**Written instruction**
Locate the line that contains "Extract all the data from this chart as JSON.". Print it and each following line through the end of the listing, verbatim, and nothing more.
========================================
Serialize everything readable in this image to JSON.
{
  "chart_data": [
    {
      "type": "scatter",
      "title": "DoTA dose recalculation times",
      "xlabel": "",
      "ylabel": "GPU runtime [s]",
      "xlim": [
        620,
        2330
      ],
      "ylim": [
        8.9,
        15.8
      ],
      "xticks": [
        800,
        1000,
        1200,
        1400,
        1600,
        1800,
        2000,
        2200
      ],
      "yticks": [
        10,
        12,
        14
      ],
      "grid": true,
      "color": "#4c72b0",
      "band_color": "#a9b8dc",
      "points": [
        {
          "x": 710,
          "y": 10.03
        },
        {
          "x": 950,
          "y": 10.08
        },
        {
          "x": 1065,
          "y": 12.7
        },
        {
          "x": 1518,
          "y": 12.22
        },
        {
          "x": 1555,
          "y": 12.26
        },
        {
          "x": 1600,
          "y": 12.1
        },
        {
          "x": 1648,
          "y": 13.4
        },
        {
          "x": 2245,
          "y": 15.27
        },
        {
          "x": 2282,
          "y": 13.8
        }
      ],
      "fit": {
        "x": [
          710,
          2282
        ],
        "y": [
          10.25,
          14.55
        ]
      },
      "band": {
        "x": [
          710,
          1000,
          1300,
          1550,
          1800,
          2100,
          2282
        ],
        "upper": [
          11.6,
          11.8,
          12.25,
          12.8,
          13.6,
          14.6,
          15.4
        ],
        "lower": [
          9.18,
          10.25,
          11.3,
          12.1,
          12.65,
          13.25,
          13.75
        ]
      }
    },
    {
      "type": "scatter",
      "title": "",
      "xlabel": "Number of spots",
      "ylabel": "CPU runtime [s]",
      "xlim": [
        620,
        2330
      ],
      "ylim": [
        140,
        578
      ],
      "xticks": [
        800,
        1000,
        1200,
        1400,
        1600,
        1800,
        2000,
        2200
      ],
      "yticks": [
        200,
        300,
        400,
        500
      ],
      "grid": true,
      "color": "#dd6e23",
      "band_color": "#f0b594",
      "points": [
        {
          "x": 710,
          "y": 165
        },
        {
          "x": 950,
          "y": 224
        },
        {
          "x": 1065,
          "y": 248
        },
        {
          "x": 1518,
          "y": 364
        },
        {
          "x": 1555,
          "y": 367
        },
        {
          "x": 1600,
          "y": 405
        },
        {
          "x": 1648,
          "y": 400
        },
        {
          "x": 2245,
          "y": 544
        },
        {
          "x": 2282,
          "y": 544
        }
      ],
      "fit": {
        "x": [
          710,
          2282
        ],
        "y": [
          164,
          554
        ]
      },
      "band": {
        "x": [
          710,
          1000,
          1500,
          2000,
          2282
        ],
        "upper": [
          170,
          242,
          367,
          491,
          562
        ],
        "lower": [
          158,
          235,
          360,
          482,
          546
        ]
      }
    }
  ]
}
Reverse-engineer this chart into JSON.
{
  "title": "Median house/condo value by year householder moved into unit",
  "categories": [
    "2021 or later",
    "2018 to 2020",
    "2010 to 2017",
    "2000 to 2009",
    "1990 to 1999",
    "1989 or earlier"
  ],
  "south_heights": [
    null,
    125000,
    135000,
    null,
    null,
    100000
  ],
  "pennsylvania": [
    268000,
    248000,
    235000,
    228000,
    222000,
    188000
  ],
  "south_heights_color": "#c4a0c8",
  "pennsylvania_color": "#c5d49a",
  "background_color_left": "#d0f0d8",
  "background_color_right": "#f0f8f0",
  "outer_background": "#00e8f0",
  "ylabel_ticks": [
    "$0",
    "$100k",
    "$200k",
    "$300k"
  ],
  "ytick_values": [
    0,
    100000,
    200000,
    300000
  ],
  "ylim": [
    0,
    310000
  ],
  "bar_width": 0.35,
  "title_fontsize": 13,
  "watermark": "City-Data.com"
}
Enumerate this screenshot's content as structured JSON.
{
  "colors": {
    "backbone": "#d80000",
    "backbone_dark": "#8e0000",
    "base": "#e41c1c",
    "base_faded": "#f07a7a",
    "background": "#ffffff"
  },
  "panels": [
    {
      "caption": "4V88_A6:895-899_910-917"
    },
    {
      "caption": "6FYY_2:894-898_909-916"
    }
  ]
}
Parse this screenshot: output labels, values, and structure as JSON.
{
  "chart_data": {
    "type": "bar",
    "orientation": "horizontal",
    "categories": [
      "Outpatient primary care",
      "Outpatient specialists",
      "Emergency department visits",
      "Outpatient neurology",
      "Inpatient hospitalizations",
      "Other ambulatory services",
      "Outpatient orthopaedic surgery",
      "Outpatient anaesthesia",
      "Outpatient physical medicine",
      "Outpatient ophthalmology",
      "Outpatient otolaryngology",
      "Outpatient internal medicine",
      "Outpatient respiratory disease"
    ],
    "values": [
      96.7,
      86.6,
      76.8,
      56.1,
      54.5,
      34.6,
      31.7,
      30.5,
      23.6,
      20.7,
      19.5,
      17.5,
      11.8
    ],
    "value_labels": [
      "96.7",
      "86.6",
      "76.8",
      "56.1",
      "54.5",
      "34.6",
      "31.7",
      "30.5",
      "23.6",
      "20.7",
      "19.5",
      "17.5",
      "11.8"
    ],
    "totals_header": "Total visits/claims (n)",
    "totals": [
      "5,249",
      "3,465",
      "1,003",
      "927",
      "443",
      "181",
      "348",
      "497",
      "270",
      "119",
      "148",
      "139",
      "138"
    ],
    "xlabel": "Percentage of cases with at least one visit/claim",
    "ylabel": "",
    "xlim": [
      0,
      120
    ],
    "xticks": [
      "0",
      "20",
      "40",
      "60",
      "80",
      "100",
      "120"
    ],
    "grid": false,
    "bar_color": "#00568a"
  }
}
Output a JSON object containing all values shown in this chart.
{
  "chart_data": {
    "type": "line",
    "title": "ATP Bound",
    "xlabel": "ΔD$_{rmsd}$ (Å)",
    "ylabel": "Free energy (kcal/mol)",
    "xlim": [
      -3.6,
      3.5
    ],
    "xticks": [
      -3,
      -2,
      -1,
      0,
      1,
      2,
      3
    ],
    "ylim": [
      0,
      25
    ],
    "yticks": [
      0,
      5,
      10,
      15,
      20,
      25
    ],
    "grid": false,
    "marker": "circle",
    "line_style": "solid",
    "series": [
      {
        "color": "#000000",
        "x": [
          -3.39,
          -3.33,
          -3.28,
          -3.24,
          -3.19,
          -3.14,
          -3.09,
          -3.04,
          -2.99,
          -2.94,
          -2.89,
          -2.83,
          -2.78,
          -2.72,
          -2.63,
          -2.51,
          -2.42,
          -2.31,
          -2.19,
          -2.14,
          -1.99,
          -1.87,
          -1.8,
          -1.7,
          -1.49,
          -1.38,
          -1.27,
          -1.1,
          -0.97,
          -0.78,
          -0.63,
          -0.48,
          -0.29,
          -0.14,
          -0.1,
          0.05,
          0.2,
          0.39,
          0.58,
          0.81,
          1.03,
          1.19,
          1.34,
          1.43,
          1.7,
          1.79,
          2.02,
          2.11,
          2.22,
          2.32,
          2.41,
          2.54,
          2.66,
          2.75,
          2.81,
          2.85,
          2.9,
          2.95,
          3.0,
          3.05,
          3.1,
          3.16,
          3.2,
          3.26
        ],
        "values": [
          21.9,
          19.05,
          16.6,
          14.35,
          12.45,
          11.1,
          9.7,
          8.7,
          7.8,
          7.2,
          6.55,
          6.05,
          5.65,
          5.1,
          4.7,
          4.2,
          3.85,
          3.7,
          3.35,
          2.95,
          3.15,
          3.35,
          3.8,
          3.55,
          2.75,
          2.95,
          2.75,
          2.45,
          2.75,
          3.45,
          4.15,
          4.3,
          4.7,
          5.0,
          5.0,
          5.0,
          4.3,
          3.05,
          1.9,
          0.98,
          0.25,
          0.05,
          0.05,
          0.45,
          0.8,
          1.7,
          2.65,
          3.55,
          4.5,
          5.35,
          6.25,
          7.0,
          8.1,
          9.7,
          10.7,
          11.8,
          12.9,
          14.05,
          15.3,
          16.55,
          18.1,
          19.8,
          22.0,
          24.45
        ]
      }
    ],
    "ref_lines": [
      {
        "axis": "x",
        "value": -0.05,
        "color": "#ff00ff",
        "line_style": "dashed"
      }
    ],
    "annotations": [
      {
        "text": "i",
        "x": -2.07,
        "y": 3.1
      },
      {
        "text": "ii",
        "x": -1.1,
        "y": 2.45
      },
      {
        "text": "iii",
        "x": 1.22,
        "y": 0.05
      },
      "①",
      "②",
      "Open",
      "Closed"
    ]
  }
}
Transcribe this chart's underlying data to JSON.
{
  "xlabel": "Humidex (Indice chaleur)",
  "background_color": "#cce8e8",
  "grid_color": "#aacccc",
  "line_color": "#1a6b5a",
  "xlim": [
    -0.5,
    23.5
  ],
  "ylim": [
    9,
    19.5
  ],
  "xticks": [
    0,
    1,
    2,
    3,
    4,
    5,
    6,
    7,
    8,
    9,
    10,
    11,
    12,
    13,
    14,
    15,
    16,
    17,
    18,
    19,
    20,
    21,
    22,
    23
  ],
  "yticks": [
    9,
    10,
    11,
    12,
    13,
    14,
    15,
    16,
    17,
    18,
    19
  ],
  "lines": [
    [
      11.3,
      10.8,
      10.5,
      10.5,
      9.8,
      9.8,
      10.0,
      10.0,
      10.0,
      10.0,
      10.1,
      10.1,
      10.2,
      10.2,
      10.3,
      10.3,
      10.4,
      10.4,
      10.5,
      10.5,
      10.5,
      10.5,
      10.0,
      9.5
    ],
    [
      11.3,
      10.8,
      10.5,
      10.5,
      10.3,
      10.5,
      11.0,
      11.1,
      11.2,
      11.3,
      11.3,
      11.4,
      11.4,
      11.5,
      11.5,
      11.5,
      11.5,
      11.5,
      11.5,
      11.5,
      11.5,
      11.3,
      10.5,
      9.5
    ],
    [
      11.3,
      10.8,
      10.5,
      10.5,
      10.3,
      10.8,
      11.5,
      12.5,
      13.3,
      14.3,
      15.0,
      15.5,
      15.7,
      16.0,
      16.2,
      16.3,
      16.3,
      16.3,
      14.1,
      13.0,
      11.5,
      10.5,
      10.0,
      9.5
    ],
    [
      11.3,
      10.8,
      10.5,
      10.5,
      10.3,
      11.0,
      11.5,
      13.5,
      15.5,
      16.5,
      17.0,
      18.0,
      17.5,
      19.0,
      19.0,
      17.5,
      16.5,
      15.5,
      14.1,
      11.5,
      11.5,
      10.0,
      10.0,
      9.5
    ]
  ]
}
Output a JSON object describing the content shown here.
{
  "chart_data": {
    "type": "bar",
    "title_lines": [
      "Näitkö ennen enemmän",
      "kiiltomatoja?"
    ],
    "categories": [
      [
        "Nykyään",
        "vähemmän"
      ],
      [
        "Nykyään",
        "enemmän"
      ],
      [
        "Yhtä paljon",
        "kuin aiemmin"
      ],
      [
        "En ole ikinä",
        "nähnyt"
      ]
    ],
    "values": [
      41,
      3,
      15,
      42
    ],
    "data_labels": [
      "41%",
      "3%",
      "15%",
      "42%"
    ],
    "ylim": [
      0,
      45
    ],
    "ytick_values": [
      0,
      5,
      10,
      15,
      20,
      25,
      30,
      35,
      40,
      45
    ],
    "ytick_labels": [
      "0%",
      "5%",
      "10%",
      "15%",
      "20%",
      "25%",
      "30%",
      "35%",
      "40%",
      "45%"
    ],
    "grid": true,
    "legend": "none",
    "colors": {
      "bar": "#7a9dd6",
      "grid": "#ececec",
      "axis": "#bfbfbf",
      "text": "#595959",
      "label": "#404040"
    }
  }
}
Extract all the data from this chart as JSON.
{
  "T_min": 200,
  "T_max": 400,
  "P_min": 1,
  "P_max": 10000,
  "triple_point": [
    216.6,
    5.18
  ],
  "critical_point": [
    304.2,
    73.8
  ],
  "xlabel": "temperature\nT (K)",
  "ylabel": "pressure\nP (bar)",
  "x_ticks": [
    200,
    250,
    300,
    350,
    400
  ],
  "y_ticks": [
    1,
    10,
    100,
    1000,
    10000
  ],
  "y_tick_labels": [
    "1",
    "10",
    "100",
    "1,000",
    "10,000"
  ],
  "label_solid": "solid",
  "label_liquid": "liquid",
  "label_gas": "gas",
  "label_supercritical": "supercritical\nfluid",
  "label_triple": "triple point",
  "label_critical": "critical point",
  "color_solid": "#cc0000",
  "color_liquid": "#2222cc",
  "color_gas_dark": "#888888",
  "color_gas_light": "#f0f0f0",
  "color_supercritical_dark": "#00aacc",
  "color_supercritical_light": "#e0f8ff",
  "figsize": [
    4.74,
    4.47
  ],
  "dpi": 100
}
========================================
**Task solution**
Extract all the data from this chart as JSON.
{
  "T_min": 200,
  "T_max": 400,
  "P_min": 1,
  "P_max": 10000,
  "triple_point": [
    216.6,
    5.18
  ],
  "critical_point": [
    304.2,
    73.8
  ],
  "xlabel": "temperature\nT (K)",
  "ylabel": "pressure\nP (bar)",
  "x_ticks": [
    200,
    250,
    300,
    350,
    400
  ],
  "y_ticks": [
    1,
    10,
    100,
    1000,
    10000
  ],
  "y_tick_labels": [
    "1",
    "10",
    "100",
    "1,000",
    "10,000"
  ],
  "label_solid": "solid",
  "label_liquid": "liquid",
  "label_gas": "gas",
  "label_supercritical": "supercritical\nfluid",
  "label_triple": "triple point",
  "label_critical": "critical point",
  "color_solid": "#cc0000",
  "color_liquid": "#2222cc",
  "color_gas_dark": "#888888",
  "color_gas_light": "#f0f0f0",
  "color_supercritical_dark": "#00aacc",
  "color_supercritical_light": "#e0f8ff",
  "figsize": [
    4.74,
    4.47
  ],
  "dpi": 100
}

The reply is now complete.